* _What needs to be done_
Copy out each line exactly as it appears.

Records from a data source
========================================

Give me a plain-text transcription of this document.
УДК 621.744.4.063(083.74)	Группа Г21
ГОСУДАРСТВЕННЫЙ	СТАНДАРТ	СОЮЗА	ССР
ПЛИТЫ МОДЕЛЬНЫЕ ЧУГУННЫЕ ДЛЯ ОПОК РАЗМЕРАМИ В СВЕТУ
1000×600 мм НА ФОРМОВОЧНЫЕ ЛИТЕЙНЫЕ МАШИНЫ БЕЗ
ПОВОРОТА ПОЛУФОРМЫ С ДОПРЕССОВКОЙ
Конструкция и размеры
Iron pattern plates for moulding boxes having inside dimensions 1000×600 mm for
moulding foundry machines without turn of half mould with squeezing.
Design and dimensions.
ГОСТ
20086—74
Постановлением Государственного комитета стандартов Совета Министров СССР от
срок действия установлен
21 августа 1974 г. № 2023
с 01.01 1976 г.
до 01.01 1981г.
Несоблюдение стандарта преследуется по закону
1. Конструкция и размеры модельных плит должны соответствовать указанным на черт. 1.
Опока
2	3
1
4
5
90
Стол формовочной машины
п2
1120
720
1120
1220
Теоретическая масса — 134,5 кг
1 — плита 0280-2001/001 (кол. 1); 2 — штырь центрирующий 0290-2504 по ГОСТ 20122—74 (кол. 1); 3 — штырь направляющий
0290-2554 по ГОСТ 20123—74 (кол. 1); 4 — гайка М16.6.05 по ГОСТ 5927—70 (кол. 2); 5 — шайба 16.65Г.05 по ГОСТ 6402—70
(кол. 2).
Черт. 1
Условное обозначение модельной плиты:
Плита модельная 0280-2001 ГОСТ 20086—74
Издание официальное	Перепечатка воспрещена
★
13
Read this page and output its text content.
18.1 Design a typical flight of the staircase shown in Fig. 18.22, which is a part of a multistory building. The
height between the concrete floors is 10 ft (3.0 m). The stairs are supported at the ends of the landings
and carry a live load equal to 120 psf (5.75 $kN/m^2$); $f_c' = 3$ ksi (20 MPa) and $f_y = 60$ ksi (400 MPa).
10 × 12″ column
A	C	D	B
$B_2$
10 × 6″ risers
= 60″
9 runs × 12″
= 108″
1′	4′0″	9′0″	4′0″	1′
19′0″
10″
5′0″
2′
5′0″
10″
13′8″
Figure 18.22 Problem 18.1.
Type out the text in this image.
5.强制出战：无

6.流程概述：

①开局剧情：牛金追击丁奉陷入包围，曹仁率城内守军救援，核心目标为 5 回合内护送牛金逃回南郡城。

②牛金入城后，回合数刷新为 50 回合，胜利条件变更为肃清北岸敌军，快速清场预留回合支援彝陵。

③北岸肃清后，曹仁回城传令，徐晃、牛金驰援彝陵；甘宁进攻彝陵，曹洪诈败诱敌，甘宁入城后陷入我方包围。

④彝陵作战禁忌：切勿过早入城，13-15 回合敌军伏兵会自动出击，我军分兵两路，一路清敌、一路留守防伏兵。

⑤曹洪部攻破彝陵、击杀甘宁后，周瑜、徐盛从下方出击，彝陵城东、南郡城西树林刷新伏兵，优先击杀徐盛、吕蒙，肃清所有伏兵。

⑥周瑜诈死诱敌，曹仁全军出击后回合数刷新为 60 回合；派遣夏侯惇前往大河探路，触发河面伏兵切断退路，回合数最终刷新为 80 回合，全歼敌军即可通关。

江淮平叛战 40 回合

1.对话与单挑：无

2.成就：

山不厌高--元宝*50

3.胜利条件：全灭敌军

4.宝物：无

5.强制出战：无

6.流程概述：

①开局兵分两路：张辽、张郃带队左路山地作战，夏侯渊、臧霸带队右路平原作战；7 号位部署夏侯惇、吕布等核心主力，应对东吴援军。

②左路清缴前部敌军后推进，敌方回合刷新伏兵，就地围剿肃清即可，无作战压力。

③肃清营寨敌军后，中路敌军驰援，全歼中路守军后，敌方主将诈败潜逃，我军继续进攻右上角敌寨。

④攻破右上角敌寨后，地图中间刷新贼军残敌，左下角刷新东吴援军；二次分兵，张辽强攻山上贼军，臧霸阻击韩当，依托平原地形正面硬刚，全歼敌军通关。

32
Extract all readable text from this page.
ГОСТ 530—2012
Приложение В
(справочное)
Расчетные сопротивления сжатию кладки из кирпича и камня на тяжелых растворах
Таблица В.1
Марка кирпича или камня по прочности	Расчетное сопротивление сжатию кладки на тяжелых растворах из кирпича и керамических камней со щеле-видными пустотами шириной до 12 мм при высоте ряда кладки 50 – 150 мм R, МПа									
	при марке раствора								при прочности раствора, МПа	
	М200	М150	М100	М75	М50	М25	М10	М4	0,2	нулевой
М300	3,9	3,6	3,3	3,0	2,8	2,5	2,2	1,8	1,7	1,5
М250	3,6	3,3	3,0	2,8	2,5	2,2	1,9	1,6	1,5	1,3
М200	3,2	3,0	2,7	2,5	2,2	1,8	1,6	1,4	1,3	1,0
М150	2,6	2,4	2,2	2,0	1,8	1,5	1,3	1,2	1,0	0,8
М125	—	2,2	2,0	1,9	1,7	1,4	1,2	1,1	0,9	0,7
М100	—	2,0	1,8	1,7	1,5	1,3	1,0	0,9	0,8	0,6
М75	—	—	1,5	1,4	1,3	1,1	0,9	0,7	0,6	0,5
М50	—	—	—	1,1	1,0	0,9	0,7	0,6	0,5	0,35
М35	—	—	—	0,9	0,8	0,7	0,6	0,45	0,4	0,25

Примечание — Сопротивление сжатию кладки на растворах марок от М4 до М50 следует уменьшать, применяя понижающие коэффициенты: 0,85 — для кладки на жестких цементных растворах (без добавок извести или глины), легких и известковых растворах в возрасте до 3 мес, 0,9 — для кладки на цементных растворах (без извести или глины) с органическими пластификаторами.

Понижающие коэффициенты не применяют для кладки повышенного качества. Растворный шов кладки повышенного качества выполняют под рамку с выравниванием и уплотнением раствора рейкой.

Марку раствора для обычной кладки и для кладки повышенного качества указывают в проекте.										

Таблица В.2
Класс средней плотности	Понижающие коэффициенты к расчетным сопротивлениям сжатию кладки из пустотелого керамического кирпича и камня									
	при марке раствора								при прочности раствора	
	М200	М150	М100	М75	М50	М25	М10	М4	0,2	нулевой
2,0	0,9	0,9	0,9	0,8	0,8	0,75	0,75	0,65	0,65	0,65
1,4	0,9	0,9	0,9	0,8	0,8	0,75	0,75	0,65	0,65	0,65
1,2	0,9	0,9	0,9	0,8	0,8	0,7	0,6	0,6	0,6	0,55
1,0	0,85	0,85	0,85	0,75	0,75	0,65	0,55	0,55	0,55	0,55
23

========================================

* _Expected output_
Give me a plain-text transcription of this document.
УДК 621.744.4.063(083.74)	Группа Г21
ГОСУДАРСТВЕННЫЙ	СТАНДАРТ	СОЮЗА	ССР
ПЛИТЫ МОДЕЛЬНЫЕ ЧУГУННЫЕ ДЛЯ ОПОК РАЗМЕРАМИ В СВЕТУ
1000×600 мм НА ФОРМОВОЧНЫЕ ЛИТЕЙНЫЕ МАШИНЫ БЕЗ
ПОВОРОТА ПОЛУФОРМЫ С ДОПРЕССОВКОЙ
Конструкция и размеры
Iron pattern plates for moulding boxes having inside dimensions 1000×600 mm for
moulding foundry machines without turn of half mould with squeezing.
Design and dimensions.
ГОСТ
20086—74
Постановлением Государственного комитета стандартов Совета Министров СССР от
срок действия установлен
21 августа 1974 г. № 2023
с 01.01 1976 г.
до 01.01 1981г.
Несоблюдение стандарта преследуется по закону
1. Конструкция и размеры модельных плит должны соответствовать указанным на черт. 1.
Опока
2	3
1
4
5
90
Стол формовочной машины
п2
1120
720
1120
1220
Теоретическая масса — 134,5 кг
1 — плита 0280-2001/001 (кол. 1); 2 — штырь центрирующий 0290-2504 по ГОСТ 20122—74 (кол. 1); 3 — штырь направляющий
0290-2554 по ГОСТ 20123—74 (кол. 1); 4 — гайка М16.6.05 по ГОСТ 5927—70 (кол. 2); 5 — шайба 16.65Г.05 по ГОСТ 6402—70
(кол. 2).
Черт. 1
Условное обозначение модельной плиты:
Плита модельная 0280-2001 ГОСТ 20086—74
Издание официальное	Перепечатка воспрещена
★
13
Read this page and output its text content.
18.1 Design a typical flight of the staircase shown in Fig. 18.22, which is a part of a multistory building. The
height between the concrete floors is 10 ft (3.0 m). The stairs are supported at the ends of the landings
and carry a live load equal to 120 psf (5.75 $kN/m^2$); $f_c' = 3$ ksi (20 MPa) and $f_y = 60$ ksi (400 MPa).
10 × 12″ column
A	C	D	B
$B_2$
10 × 6″ risers
= 60″
9 runs × 12″
= 108″
1′	4′0″	9′0″	4′0″	1′
19′0″
10″
5′0″
2′
5′0″
10″
13′8″
Figure 18.22 Problem 18.1.
Type out the text in this image.
5.强制出战：无

6.流程概述：

①开局剧情：牛金追击丁奉陷入包围，曹仁率城内守军救援，核心目标为 5 回合内护送牛金逃回南郡城。

②牛金入城后，回合数刷新为 50 回合，胜利条件变更为肃清北岸敌军，快速清场预留回合支援彝陵。

③北岸肃清后，曹仁回城传令，徐晃、牛金驰援彝陵；甘宁进攻彝陵，曹洪诈败诱敌，甘宁入城后陷入我方包围。

④彝陵作战禁忌：切勿过早入城，13-15 回合敌军伏兵会自动出击，我军分兵两路，一路清敌、一路留守防伏兵。

⑤曹洪部攻破彝陵、击杀甘宁后，周瑜、徐盛从下方出击，彝陵城东、南郡城西树林刷新伏兵，优先击杀徐盛、吕蒙，肃清所有伏兵。

⑥周瑜诈死诱敌，曹仁全军出击后回合数刷新为 60 回合；派遣夏侯惇前往大河探路，触发河面伏兵切断退路，回合数最终刷新为 80 回合，全歼敌军即可通关。

江淮平叛战 40 回合

1.对话与单挑：无

2.成就：

山不厌高--元宝*50

3.胜利条件：全灭敌军

4.宝物：无

5.强制出战：无

6.流程概述：

①开局兵分两路：张辽、张郃带队左路山地作战，夏侯渊、臧霸带队右路平原作战；7 号位部署夏侯惇、吕布等核心主力，应对东吴援军。

②左路清缴前部敌军后推进，敌方回合刷新伏兵，就地围剿肃清即可，无作战压力。

③肃清营寨敌军后，中路敌军驰援，全歼中路守军后，敌方主将诈败潜逃，我军继续进攻右上角敌寨。

④攻破右上角敌寨后，地图中间刷新贼军残敌，左下角刷新东吴援军；二次分兵，张辽强攻山上贼军，臧霸阻击韩当，依托平原地形正面硬刚，全歼敌军通关。

32
Extract all readable text from this page.
ГОСТ 530—2012
Приложение В
(справочное)
Расчетные сопротивления сжатию кладки из кирпича и камня на тяжелых растворах
Таблица В.1
Марка кирпича или камня по прочности	Расчетное сопротивление сжатию кладки на тяжелых растворах из кирпича и керамических камней со щеле-видными пустотами шириной до 12 мм при высоте ряда кладки 50 – 150 мм R, МПа									
	при марке раствора								при прочности раствора, МПа	
	М200	М150	М100	М75	М50	М25	М10	М4	0,2	нулевой
М300	3,9	3,6	3,3	3,0	2,8	2,5	2,2	1,8	1,7	1,5
М250	3,6	3,3	3,0	2,8	2,5	2,2	1,9	1,6	1,5	1,3
М200	3,2	3,0	2,7	2,5	2,2	1,8	1,6	1,4	1,3	1,0
М150	2,6	2,4	2,2	2,0	1,8	1,5	1,3	1,2	1,0	0,8
М125	—	2,2	2,0	1,9	1,7	1,4	1,2	1,1	0,9	0,7
М100	—	2,0	1,8	1,7	1,5	1,3	1,0	0,9	0,8	0,6
М75	—	—	1,5	1,4	1,3	1,1	0,9	0,7	0,6	0,5
М50	—	—	—	1,1	1,0	0,9	0,7	0,6	0,5	0,35
М35	—	—	—	0,9	0,8	0,7	0,6	0,45	0,4	0,25

Примечание — Сопротивление сжатию кладки на растворах марок от М4 до М50 следует уменьшать, применяя понижающие коэффициенты: 0,85 — для кладки на жестких цементных растворах (без добавок извести или глины), легких и известковых растворах в возрасте до 3 мес, 0,9 — для кладки на цементных растворах (без извести или глины) с органическими пластификаторами.

Понижающие коэффициенты не применяют для кладки повышенного качества. Растворный шов кладки повышенного качества выполняют под рамку с выравниванием и уплотнением раствора рейкой.

Марку раствора для обычной кладки и для кладки повышенного качества указывают в проекте.										

Таблица В.2
Класс средней плотности	Понижающие коэффициенты к расчетным сопротивлениям сжатию кладки из пустотелого керамического кирпича и камня									
	при марке раствора								при прочности раствора	
	М200	М150	М100	М75	М50	М25	М10	М4	0,2	нулевой
2,0	0,9	0,9	0,9	0,8	0,8	0,75	0,75	0,65	0,65	0,65
1,4	0,9	0,9	0,9	0,8	0,8	0,75	0,75	0,65	0,65	0,65
1,2	0,9	0,9	0,9	0,8	0,8	0,7	0,6	0,6	0,6	0,55
1,0	0,85	0,85	0,85	0,75	0,75	0,65	0,55	0,55	0,55	0,55
23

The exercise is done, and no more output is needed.